### EXERCISE TASK
Without pictures, repeat exactly the lines from the one containing "Extract all readable text from this page." through the end of the entries.

### EXCERPTED RECORDS
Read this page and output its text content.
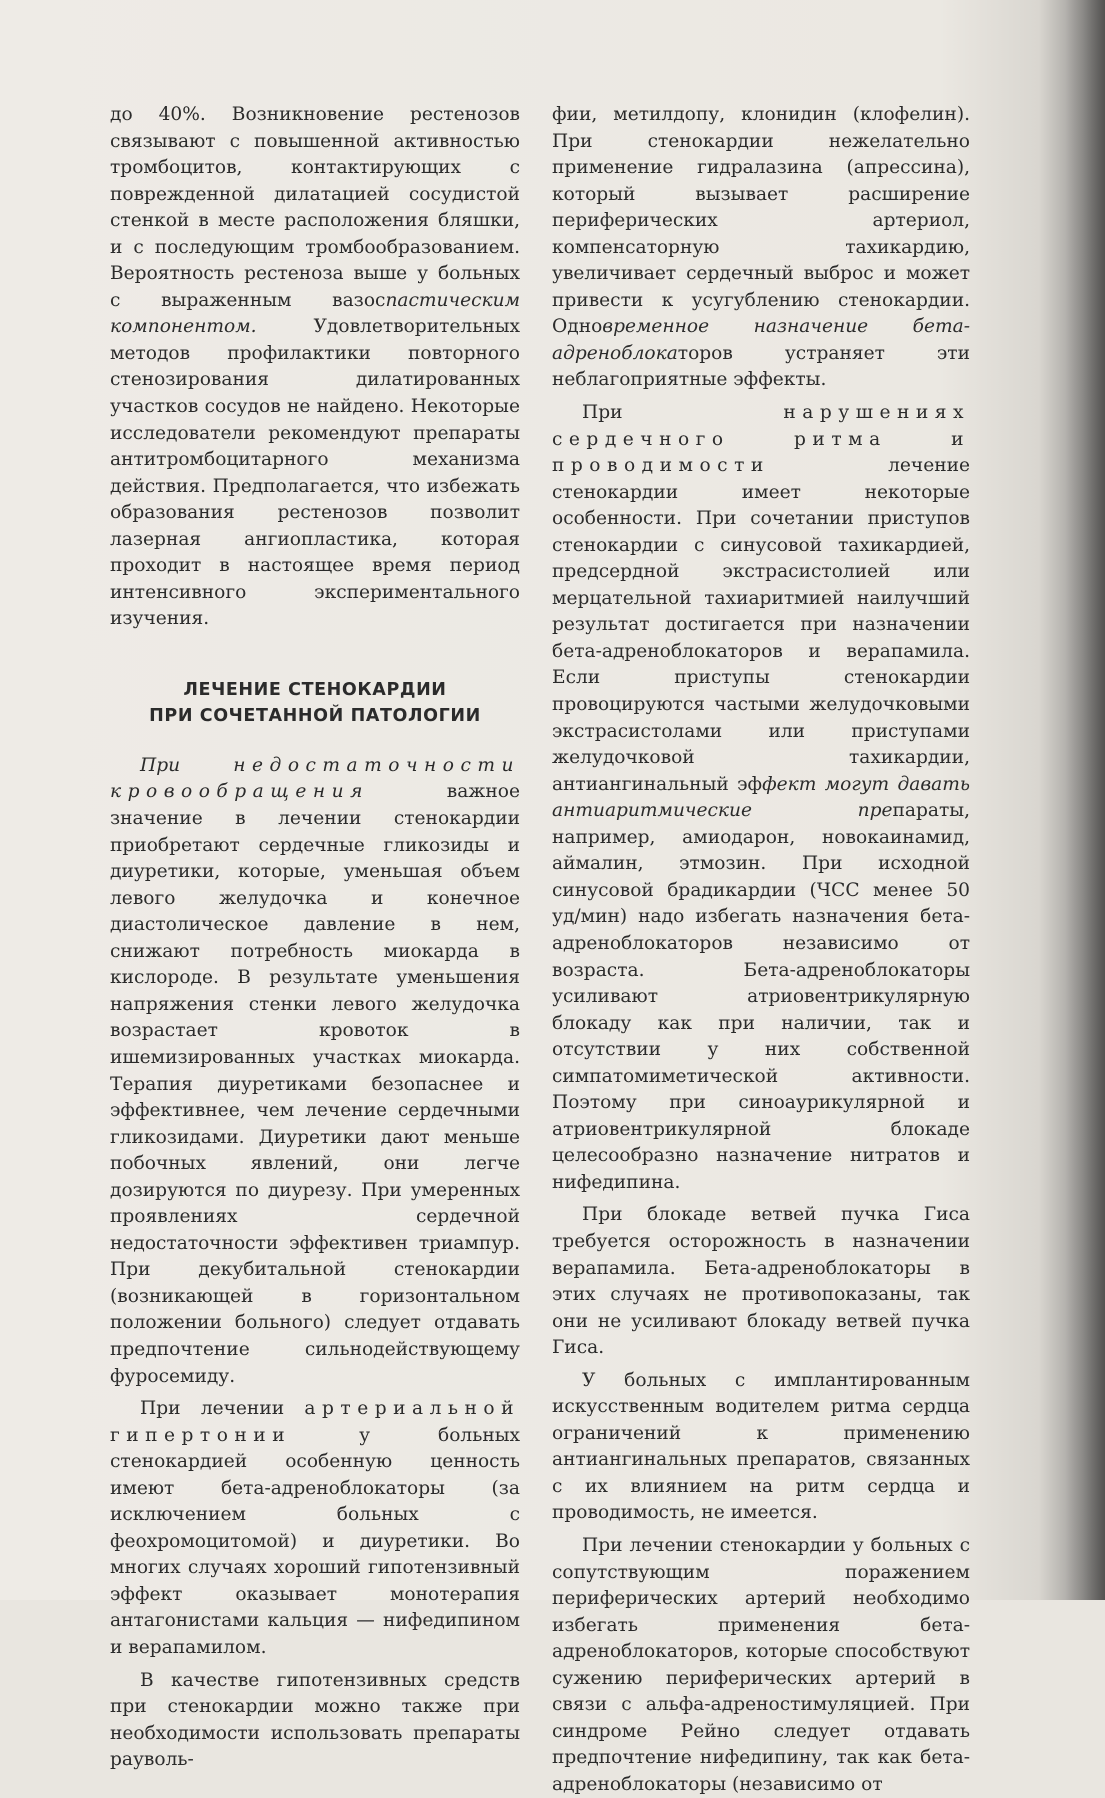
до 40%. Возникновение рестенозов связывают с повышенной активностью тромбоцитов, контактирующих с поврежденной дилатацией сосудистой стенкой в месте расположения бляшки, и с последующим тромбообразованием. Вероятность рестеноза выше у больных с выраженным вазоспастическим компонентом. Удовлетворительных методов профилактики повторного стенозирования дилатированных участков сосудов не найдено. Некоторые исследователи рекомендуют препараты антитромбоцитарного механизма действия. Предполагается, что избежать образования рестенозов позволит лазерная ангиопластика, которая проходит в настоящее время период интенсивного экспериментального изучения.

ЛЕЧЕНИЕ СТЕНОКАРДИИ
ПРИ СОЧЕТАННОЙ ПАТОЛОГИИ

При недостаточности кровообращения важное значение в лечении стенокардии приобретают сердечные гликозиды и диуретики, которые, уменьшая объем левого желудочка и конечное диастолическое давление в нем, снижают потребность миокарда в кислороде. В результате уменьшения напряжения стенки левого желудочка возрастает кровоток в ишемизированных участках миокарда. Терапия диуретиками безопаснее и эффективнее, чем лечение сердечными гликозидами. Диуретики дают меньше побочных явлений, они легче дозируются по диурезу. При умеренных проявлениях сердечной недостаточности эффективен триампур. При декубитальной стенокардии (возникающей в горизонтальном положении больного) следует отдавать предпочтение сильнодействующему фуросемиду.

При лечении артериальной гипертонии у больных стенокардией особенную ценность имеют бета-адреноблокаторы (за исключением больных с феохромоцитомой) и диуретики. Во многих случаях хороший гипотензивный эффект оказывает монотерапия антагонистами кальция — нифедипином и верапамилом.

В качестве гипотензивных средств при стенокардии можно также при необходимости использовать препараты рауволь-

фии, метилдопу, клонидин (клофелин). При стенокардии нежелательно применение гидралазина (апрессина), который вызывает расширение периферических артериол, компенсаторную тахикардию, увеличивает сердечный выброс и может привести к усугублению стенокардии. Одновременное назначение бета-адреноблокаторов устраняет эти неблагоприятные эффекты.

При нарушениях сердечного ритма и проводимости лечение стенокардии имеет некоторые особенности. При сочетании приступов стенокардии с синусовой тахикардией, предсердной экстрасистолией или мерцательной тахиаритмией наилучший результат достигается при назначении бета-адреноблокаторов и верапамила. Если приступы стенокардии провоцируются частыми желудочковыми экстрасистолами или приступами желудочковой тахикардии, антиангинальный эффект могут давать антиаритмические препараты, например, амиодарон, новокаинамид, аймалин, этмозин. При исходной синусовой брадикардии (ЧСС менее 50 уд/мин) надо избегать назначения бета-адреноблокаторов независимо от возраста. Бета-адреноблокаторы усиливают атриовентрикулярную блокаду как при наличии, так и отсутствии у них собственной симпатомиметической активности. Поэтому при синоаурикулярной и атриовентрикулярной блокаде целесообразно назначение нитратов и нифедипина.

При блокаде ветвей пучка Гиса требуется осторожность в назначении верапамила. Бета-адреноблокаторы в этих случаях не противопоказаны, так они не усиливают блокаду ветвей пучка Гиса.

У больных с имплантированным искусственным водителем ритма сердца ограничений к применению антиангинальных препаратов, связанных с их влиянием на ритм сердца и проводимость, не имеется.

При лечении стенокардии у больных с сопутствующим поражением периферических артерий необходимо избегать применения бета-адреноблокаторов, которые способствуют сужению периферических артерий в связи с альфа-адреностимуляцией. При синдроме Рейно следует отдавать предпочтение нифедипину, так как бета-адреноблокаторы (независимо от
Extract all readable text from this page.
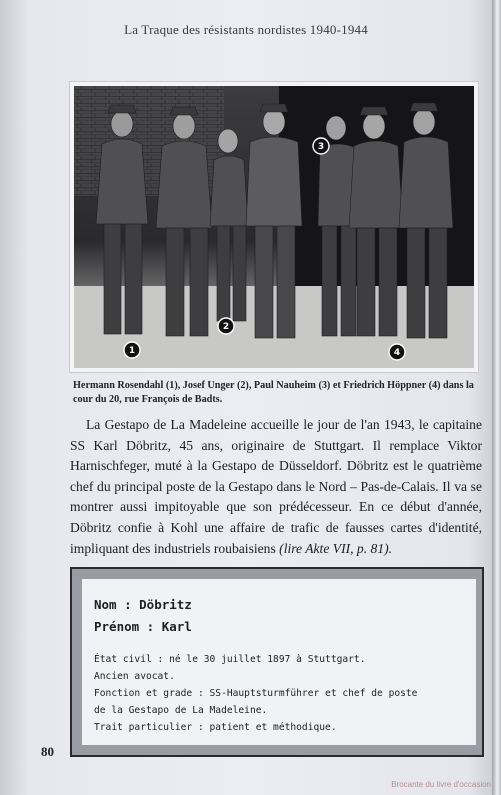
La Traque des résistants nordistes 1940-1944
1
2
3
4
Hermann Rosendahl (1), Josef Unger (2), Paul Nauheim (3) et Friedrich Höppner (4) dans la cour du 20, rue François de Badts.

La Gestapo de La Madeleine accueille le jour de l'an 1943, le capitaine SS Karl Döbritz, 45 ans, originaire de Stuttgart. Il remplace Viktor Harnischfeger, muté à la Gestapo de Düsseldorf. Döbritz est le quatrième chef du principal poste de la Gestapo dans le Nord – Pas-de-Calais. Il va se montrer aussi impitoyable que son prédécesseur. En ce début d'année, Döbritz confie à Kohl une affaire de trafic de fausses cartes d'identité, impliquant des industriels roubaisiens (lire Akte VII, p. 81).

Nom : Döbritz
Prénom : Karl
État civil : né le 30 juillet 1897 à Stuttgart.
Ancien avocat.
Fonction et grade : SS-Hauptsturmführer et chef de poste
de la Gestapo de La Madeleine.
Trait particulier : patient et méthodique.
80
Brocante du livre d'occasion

### OUTPUT OF THE EXERCISE
Extract all readable text from this page.
La Traque des résistants nordistes 1940-1944
1
2
3
4
Hermann Rosendahl (1), Josef Unger (2), Paul Nauheim (3) et Friedrich Höppner (4) dans la cour du 20, rue François de Badts.

La Gestapo de La Madeleine accueille le jour de l'an 1943, le capitaine SS Karl Döbritz, 45 ans, originaire de Stuttgart. Il remplace Viktor Harnischfeger, muté à la Gestapo de Düsseldorf. Döbritz est le quatrième chef du principal poste de la Gestapo dans le Nord – Pas-de-Calais. Il va se montrer aussi impitoyable que son prédécesseur. En ce début d'année, Döbritz confie à Kohl une affaire de trafic de fausses cartes d'identité, impliquant des industriels roubaisiens (lire Akte VII, p. 81).

Nom : Döbritz
Prénom : Karl
État civil : né le 30 juillet 1897 à Stuttgart.
Ancien avocat.
Fonction et grade : SS-Hauptsturmführer et chef de poste
de la Gestapo de La Madeleine.
Trait particulier : patient et méthodique.
80
Brocante du livre d'occasion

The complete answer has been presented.